DATASET:
□ □ □ □
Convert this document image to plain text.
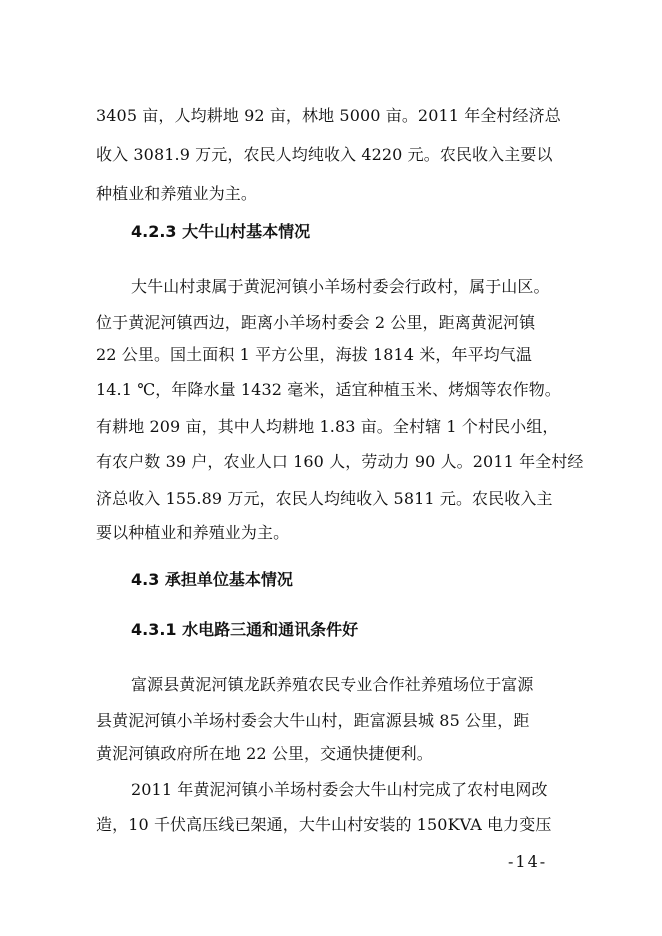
3405 亩，人均耕地 92 亩，林地 5000 亩。2011 年全村经济总
收入 3081.9 万元，农民人均纯收入 4220 元。农民收入主要以
种植业和养殖业为主。
4.2.3 大牛山村基本情况
大牛山村隶属于黄泥河镇小羊场村委会行政村，属于山区。
位于黄泥河镇西边，距离小羊场村委会 2 公里，距离黄泥河镇
22 公里。国土面积 1 平方公里，海拔 1814 米，年平均气温
14.1 ℃，年降水量 1432 毫米，适宜种植玉米、烤烟等农作物。
有耕地 209 亩，其中人均耕地 1.83 亩。全村辖 1 个村民小组，
有农户数 39 户，农业人口 160 人，劳动力 90 人。2011 年全村经
济总收入 155.89 万元，农民人均纯收入 5811 元。农民收入主
要以种植业和养殖业为主。
4.3 承担单位基本情况
4.3.1 水电路三通和通讯条件好
富源县黄泥河镇龙跃养殖农民专业合作社养殖场位于富源
县黄泥河镇小羊场村委会大牛山村，距富源县城 85 公里，距
黄泥河镇政府所在地 22 公里，交通快捷便利。
2011 年黄泥河镇小羊场村委会大牛山村完成了农村电网改
造，10 千伏高压线已架通，大牛山村安装的 150KVA 电力变压
-14-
□ □ □ □
EXERCISE PROMPT: Where a line in the material contains "农民人均纯收入", copy that line.

FULL SOLUTION:
收入 3081.9 万元，农民人均纯收入 4220 元。农民收入主要以
济总收入 155.89 万元，农民人均纯收入 5811 元。农民收入主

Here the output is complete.